■ EXERCISE: Write every entry out again exactly, please, and skip the pictures.

■ TASK INPUTS:

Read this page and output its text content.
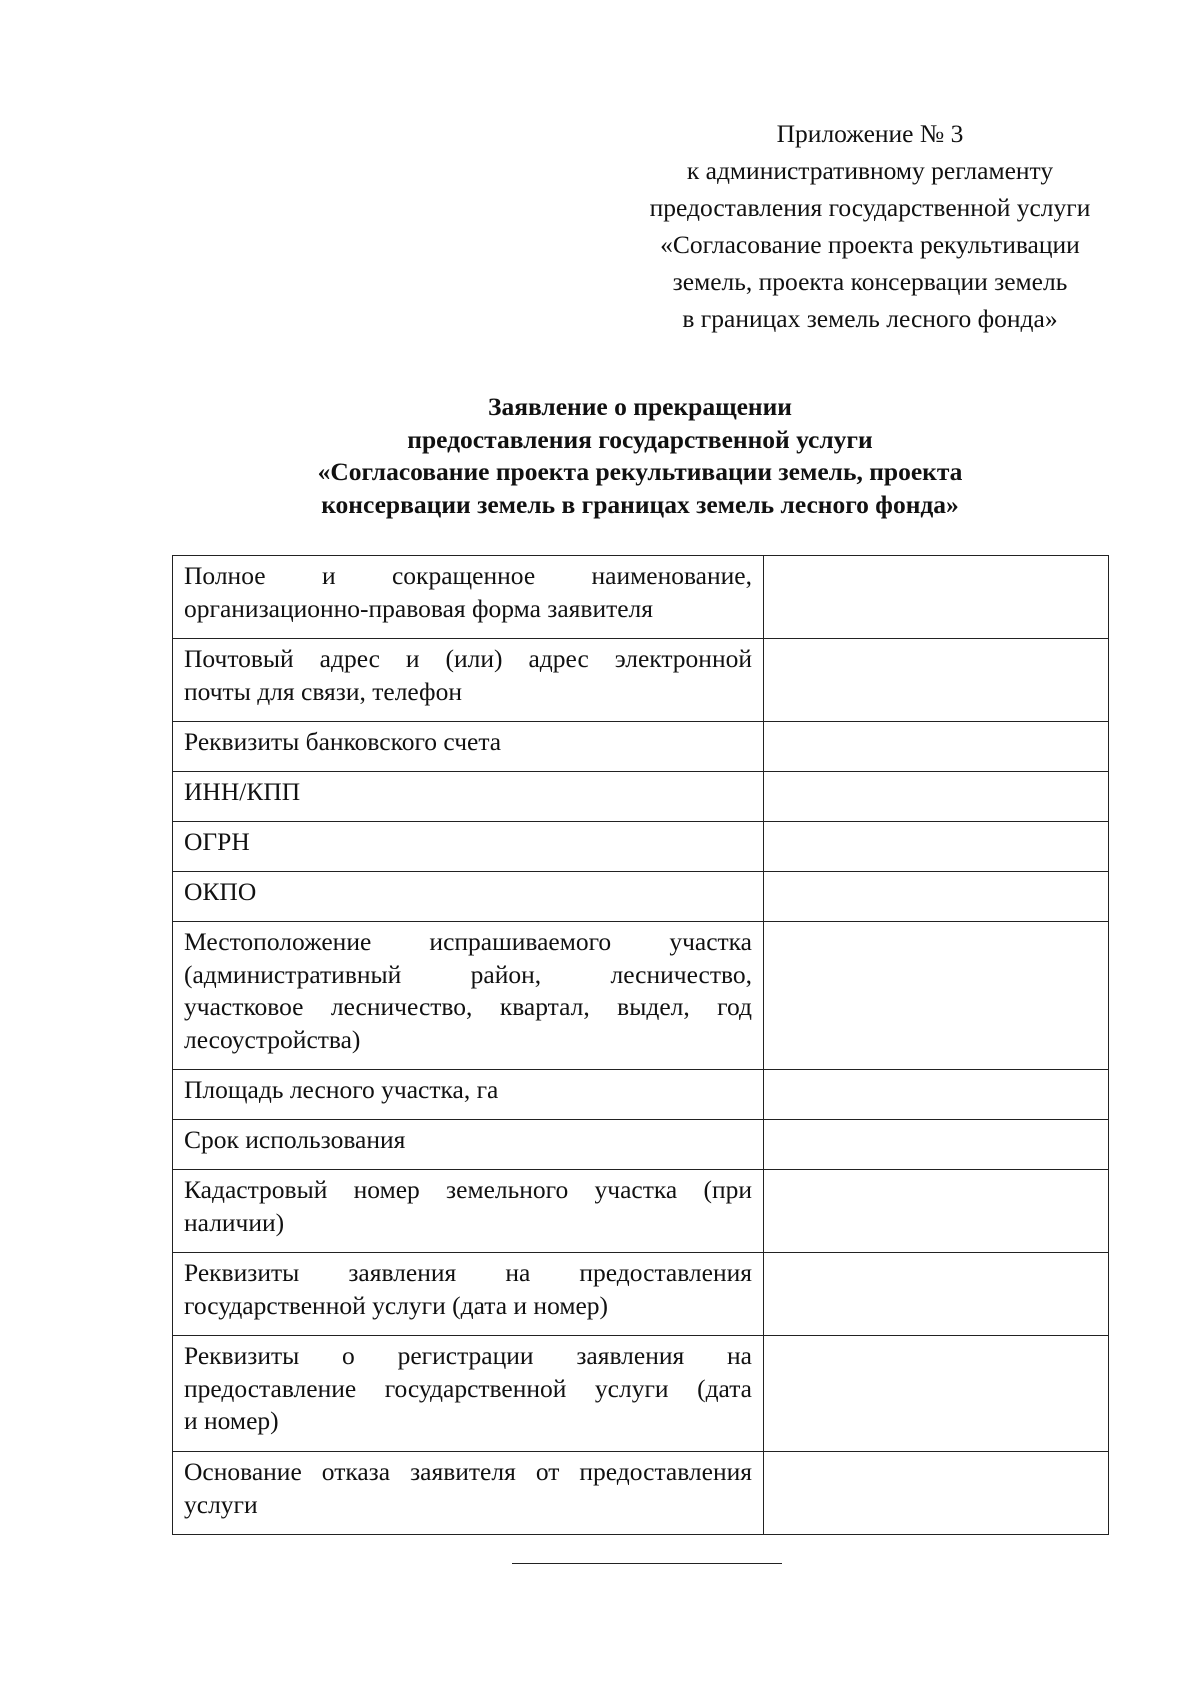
Приложение № 3
к административному регламенту
предоставления государственной услуги
«Согласование проекта рекультивации
земель, проекта консервации земель
в границах земель лесного фонда»
Заявление о прекращении
предоставления государственной услуги
«Согласование проекта рекультивации земель, проекта
консервации земель в границах земель лесного фонда»
Полное и сокращенное наименование,
организационно-правовая форма заявителя	

Почтовый адрес и (или) адрес электронной
почты для связи, телефон	

Реквизиты банковского счета	

ИНН/КПП	

ОГРН	

ОКПО	

Местоположение испрашиваемого участка
(административный район, лесничество,
участковое лесничество, квартал, выдел, год
лесоустройства)	

Площадь лесного участка, га	

Срок использования	

Кадастровый номер земельного участка (при
наличии)	

Реквизиты заявления на предоставления
государственной услуги (дата и номер)	

Реквизиты о регистрации заявления на
предоставление государственной услуги (дата
и номер)	

Основание отказа заявителя от предоставления
услуги	
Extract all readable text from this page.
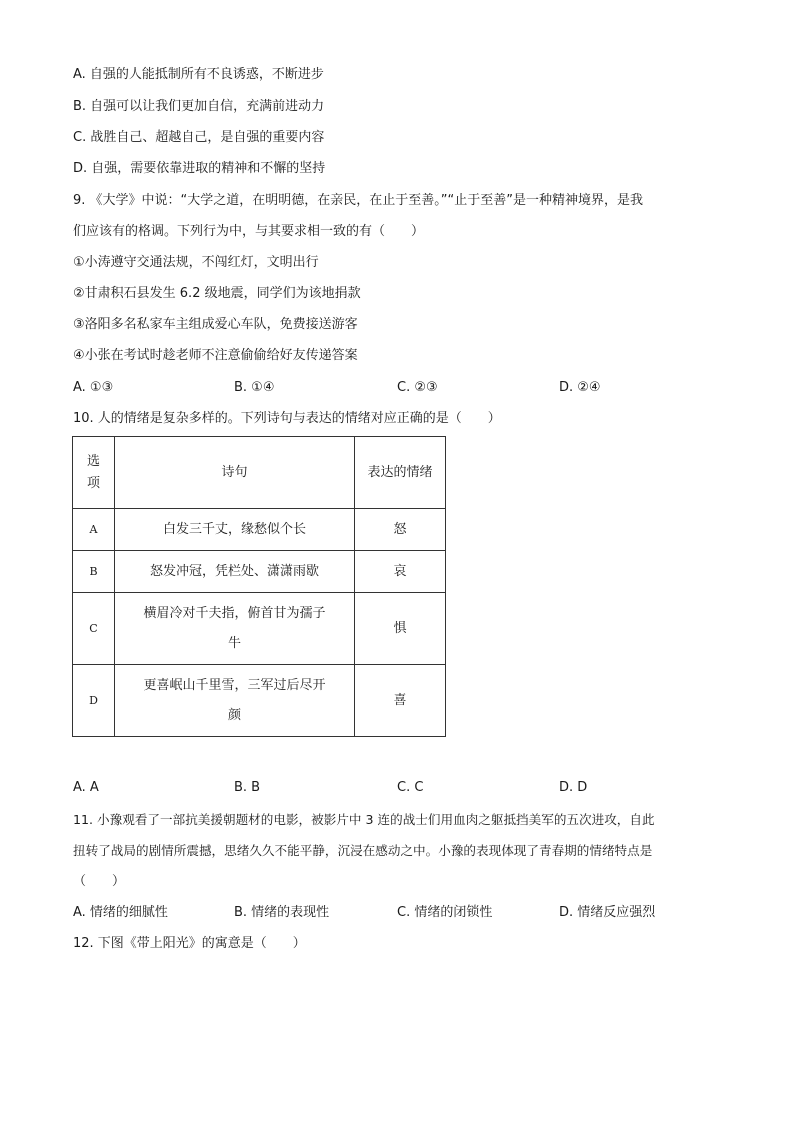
A. 自强的人能抵制所有不良诱惑，不断进步
B. 自强可以让我们更加自信，充满前进动力
C. 战胜自己、超越自己，是自强的重要内容
D. 自强，需要依靠进取的精神和不懈的坚持
9. 《大学》中说：“大学之道，在明明德，在亲民，在止于至善。”“止于至善”是一种精神境界，是我
们应该有的格调。下列行为中，与其要求相一致的有（　　）
①小涛遵守交通法规，不闯红灯，文明出行
②甘肃积石县发生 6.2 级地震，同学们为该地捐款
③洛阳多名私家车主组成爱心车队，免费接送游客
④小张在考试时趁老师不注意偷偷给好友传递答案
A. ①③	B. ①④	C. ②③	D. ②④
10. 人的情绪是复杂多样的。下列诗句与表达的情绪对应正确的是（　　）
选项	诗句	表达的情绪
A	白发三千丈，缘愁似个长	怒
B	怒发冲冠，凭栏处、潇潇雨歇	哀
C	横眉冷对千夫指，俯首甘为孺子牛	惧
D	更喜岷山千里雪，三军过后尽开颜	喜
A. A	B. B	C. C	D. D
11. 小豫观看了一部抗美援朝题材的电影，被影片中 3 连的战士们用血肉之躯抵挡美军的五次进攻，自此
扭转了战局的剧情所震撼，思绪久久不能平静，沉浸在感动之中。小豫的表现体现了青春期的情绪特点是
（　　）
A. 情绪的细腻性	B. 情绪的表现性	C. 情绪的闭锁性	D. 情绪反应强烈
12. 下图《带上阳光》的寓意是（　　）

■ RESPONSE:
Read this page and output its text content.
Приложение № 3
к административному регламенту
предоставления государственной услуги
«Согласование проекта рекультивации
земель, проекта консервации земель
в границах земель лесного фонда»
Заявление о прекращении
предоставления государственной услуги
«Согласование проекта рекультивации земель, проекта
консервации земель в границах земель лесного фонда»
Полное и сокращенное наименование,
организационно-правовая форма заявителя	

Почтовый адрес и (или) адрес электронной
почты для связи, телефон	

Реквизиты банковского счета	

ИНН/КПП	

ОГРН	

ОКПО	

Местоположение испрашиваемого участка
(административный район, лесничество,
участковое лесничество, квартал, выдел, год
лесоустройства)	

Площадь лесного участка, га	

Срок использования	

Кадастровый номер земельного участка (при
наличии)	

Реквизиты заявления на предоставления
государственной услуги (дата и номер)	

Реквизиты о регистрации заявления на
предоставление государственной услуги (дата
и номер)	

Основание отказа заявителя от предоставления
услуги	
Extract all readable text from this page.
A. 自强的人能抵制所有不良诱惑，不断进步
B. 自强可以让我们更加自信，充满前进动力
C. 战胜自己、超越自己，是自强的重要内容
D. 自强，需要依靠进取的精神和不懈的坚持
9. 《大学》中说：“大学之道，在明明德，在亲民，在止于至善。”“止于至善”是一种精神境界，是我
们应该有的格调。下列行为中，与其要求相一致的有（　　）
①小涛遵守交通法规，不闯红灯，文明出行
②甘肃积石县发生 6.2 级地震，同学们为该地捐款
③洛阳多名私家车主组成爱心车队，免费接送游客
④小张在考试时趁老师不注意偷偷给好友传递答案
A. ①③	B. ①④	C. ②③	D. ②④
10. 人的情绪是复杂多样的。下列诗句与表达的情绪对应正确的是（　　）
选项	诗句	表达的情绪
A	白发三千丈，缘愁似个长	怒
B	怒发冲冠，凭栏处、潇潇雨歇	哀
C	横眉冷对千夫指，俯首甘为孺子牛	惧
D	更喜岷山千里雪，三军过后尽开颜	喜
A. A	B. B	C. C	D. D
11. 小豫观看了一部抗美援朝题材的电影，被影片中 3 连的战士们用血肉之躯抵挡美军的五次进攻，自此
扭转了战局的剧情所震撼，思绪久久不能平静，沉浸在感动之中。小豫的表现体现了青春期的情绪特点是
（　　）
A. 情绪的细腻性	B. 情绪的表现性	C. 情绪的闭锁性	D. 情绪反应强烈
12. 下图《带上阳光》的寓意是（　　）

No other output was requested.